>> Start ENTRIES
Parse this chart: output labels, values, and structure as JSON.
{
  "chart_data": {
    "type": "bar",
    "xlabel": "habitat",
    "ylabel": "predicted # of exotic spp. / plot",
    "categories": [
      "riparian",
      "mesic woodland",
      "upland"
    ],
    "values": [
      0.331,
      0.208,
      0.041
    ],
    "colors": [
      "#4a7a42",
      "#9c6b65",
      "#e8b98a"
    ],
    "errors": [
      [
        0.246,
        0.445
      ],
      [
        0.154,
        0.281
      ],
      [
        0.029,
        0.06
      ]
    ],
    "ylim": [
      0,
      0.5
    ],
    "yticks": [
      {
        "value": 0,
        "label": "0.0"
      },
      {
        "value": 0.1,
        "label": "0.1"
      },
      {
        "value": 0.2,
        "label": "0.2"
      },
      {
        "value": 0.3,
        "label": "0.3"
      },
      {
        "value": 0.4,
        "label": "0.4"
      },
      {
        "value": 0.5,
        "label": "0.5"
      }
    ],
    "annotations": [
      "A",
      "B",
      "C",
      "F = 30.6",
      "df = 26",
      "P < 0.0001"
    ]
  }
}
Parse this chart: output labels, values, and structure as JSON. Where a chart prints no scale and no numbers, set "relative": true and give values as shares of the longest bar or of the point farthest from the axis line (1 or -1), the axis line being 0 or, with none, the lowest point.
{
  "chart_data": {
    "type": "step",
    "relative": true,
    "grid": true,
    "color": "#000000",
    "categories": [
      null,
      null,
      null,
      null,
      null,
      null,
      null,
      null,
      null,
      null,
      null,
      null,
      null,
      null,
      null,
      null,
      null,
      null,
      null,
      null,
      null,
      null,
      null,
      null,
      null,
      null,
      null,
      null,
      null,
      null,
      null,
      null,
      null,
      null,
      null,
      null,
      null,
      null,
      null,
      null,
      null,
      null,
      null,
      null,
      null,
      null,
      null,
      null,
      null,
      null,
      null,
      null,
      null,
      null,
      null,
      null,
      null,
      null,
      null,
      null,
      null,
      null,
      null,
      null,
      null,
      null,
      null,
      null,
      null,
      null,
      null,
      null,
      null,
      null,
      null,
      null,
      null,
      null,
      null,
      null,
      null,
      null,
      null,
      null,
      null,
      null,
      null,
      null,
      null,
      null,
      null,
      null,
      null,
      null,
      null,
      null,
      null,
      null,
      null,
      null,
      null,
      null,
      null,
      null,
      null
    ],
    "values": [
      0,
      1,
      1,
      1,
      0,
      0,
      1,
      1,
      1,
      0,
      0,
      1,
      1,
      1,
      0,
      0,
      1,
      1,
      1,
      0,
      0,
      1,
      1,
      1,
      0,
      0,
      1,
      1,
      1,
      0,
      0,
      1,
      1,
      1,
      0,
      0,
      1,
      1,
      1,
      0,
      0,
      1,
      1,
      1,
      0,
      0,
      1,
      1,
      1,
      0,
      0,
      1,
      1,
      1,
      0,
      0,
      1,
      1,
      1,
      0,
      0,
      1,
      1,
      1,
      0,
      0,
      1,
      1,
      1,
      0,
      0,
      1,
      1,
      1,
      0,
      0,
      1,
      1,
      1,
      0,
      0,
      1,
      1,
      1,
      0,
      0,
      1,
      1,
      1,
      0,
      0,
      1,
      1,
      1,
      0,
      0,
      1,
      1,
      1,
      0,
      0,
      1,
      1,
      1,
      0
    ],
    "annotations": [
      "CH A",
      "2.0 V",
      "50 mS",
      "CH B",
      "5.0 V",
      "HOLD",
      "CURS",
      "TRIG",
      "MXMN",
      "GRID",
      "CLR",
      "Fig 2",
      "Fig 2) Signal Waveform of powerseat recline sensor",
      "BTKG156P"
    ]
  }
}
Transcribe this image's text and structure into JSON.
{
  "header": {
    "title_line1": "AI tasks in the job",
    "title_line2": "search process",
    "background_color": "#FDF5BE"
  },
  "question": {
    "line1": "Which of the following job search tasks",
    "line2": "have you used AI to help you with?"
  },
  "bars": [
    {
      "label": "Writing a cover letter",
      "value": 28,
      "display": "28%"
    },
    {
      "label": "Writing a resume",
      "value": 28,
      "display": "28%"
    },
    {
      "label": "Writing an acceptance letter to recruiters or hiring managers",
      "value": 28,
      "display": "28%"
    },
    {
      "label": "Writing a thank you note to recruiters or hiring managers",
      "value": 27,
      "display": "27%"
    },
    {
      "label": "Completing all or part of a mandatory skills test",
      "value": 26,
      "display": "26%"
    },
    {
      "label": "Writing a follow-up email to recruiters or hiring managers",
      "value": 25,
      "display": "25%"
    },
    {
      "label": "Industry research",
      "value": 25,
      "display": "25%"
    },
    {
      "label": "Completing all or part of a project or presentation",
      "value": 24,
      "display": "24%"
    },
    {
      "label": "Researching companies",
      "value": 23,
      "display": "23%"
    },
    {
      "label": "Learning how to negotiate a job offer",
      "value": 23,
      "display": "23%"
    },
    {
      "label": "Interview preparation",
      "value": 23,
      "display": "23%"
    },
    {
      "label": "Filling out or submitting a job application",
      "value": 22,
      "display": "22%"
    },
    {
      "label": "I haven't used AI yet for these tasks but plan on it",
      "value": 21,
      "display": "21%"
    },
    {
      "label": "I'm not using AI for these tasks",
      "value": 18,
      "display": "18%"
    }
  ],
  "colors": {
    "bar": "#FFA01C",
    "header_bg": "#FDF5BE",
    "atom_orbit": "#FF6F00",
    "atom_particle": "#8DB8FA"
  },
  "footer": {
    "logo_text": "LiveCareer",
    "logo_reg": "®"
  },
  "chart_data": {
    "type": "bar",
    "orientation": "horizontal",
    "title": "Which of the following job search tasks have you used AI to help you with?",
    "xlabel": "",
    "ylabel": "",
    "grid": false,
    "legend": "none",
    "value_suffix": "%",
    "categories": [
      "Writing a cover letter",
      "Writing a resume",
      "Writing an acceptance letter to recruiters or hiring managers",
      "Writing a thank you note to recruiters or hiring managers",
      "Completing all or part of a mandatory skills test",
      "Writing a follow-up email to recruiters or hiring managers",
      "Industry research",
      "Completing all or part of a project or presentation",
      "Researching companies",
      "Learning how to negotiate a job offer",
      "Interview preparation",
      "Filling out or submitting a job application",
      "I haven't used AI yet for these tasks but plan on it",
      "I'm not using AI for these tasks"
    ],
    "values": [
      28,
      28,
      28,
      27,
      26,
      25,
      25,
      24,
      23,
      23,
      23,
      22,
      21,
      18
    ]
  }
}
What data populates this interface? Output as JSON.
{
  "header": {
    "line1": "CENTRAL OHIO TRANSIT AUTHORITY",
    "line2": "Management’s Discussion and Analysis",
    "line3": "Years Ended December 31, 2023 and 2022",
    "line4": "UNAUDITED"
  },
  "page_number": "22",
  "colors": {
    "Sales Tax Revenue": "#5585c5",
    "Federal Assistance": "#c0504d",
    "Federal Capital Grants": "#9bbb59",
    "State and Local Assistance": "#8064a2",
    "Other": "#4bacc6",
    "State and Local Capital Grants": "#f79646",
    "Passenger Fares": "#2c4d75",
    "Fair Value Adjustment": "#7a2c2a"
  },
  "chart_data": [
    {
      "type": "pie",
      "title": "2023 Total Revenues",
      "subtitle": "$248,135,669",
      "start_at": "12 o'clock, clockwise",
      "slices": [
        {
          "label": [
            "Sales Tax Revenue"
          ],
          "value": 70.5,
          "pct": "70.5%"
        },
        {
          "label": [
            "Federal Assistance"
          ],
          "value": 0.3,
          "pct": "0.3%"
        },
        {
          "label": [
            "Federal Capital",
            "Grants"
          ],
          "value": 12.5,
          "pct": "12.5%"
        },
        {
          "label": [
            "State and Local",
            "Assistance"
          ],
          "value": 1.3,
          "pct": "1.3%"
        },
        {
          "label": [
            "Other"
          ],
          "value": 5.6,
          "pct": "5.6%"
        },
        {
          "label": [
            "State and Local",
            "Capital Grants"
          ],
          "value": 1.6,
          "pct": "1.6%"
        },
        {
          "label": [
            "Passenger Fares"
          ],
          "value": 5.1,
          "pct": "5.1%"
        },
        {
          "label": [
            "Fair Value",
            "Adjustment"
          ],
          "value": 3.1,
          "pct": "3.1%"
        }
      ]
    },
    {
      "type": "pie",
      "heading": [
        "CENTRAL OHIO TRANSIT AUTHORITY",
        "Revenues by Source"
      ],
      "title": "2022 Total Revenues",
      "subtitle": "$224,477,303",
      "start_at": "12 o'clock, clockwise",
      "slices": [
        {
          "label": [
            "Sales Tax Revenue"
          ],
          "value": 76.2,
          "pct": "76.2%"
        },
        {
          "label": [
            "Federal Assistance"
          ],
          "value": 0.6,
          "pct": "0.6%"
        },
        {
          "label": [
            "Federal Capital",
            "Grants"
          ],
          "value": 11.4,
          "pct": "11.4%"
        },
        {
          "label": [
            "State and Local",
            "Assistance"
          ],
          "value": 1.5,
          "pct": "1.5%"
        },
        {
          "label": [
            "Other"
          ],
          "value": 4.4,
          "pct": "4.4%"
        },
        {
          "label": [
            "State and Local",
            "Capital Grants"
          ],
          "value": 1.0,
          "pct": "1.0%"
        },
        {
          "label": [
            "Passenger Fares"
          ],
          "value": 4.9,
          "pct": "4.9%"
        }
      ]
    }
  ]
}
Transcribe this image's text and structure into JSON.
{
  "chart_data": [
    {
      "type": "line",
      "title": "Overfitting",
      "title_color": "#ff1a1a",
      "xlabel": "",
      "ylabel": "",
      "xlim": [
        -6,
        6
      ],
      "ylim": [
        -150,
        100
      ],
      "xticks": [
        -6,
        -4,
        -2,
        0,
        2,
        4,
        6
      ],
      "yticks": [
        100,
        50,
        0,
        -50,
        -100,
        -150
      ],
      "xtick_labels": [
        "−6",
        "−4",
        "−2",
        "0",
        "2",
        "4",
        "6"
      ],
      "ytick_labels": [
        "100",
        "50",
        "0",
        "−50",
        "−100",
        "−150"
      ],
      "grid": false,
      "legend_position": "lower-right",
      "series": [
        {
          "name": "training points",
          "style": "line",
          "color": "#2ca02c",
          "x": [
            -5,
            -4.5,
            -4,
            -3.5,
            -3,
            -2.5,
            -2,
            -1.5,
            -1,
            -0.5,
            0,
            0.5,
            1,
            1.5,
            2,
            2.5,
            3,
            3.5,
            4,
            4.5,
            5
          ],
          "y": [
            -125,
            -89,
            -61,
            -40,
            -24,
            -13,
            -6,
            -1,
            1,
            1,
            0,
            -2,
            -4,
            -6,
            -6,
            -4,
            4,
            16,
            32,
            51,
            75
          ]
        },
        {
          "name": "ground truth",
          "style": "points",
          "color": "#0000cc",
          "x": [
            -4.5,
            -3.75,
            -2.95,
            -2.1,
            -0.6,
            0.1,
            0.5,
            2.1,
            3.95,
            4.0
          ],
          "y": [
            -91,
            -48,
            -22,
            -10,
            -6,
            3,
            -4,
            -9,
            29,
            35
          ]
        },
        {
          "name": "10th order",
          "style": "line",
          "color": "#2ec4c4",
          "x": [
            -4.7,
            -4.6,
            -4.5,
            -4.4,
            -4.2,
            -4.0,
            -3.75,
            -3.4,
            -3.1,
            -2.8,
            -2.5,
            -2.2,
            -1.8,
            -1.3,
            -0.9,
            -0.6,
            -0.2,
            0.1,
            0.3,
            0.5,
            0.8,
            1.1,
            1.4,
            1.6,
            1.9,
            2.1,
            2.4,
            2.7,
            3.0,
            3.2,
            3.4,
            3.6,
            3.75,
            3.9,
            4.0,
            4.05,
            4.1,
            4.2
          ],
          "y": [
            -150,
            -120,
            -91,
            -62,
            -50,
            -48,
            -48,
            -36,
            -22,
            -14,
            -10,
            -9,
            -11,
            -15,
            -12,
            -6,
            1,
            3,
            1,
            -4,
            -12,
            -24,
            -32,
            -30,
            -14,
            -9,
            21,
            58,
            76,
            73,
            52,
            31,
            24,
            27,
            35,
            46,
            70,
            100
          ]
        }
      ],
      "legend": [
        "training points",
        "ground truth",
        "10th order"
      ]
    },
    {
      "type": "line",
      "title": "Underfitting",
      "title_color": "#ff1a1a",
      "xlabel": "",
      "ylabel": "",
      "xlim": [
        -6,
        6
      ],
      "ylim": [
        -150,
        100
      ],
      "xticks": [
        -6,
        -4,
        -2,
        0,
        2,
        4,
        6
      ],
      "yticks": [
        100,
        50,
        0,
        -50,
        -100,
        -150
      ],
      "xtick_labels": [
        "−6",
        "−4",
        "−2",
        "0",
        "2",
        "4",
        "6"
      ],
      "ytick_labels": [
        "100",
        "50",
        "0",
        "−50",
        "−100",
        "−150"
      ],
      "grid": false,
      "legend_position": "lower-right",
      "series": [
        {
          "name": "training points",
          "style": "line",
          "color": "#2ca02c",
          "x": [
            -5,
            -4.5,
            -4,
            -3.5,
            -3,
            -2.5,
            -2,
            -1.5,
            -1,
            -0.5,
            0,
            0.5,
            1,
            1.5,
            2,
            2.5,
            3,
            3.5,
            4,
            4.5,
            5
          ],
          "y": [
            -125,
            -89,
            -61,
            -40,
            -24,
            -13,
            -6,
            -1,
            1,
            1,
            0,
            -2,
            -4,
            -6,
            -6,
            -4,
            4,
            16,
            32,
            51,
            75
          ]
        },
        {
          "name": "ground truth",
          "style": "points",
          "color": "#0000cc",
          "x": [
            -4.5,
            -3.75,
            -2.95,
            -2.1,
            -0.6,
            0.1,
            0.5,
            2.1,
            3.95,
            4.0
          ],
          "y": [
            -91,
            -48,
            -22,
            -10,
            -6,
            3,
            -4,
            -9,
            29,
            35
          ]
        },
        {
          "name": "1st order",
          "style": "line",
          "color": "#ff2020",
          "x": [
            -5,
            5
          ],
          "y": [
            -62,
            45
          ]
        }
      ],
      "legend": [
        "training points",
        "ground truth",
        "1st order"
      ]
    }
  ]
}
>> End ENTRIES
> **PROBLEM DETAILS**
Gather all lines with the string "Filling" from the data.

> **RESULT OF THIS TASK**
      "label": "Filling out or submitting a job application",
      "Filling out or submitting a job application",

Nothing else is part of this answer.